Collected data entries:
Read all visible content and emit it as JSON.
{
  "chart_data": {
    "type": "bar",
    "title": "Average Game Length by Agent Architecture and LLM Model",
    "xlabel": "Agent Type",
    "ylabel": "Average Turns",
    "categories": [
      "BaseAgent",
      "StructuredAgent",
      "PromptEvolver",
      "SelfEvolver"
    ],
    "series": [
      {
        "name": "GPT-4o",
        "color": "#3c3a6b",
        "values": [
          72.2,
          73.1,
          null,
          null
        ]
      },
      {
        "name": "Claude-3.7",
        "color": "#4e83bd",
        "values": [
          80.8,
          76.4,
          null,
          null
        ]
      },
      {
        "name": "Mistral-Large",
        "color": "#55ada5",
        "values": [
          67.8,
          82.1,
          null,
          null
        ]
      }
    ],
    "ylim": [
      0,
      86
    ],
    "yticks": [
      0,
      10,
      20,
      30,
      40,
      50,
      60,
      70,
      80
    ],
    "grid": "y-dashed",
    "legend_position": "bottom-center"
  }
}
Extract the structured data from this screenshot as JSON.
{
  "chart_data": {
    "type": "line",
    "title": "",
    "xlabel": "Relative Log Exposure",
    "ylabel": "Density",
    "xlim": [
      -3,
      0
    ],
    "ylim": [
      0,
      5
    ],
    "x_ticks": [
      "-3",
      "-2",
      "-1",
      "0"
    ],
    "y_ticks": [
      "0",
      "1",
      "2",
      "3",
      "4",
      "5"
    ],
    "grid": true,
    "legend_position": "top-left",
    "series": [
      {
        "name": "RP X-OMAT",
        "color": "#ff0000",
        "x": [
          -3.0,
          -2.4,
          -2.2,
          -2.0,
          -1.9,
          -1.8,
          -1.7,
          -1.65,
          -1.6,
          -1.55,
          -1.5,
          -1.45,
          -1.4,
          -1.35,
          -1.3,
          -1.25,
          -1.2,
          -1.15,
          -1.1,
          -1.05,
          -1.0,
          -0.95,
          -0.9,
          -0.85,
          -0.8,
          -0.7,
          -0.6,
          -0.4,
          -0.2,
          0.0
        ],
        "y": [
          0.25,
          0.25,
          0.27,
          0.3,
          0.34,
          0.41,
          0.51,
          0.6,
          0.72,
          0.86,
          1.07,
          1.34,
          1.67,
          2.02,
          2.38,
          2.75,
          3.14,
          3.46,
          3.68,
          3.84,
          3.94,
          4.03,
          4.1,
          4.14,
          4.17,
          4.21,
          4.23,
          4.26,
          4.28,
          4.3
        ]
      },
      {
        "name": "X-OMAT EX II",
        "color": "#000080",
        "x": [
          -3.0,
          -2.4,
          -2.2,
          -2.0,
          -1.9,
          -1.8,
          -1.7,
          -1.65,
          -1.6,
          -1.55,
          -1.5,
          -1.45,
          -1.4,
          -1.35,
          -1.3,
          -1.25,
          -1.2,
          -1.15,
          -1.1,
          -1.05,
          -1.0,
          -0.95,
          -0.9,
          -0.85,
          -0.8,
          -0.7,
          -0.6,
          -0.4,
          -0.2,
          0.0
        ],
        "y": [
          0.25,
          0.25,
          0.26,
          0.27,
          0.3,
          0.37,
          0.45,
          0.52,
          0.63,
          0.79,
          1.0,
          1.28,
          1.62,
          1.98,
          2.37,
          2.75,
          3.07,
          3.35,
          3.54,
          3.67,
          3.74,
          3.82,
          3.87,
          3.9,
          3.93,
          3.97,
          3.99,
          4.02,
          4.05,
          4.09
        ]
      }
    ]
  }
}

*What the exercise asks:* Collect the lines of the data that carry the word "title".

*Response to the task:*
    "title": "Average Game Length by Agent Architecture and LLM Model",
    "title": "",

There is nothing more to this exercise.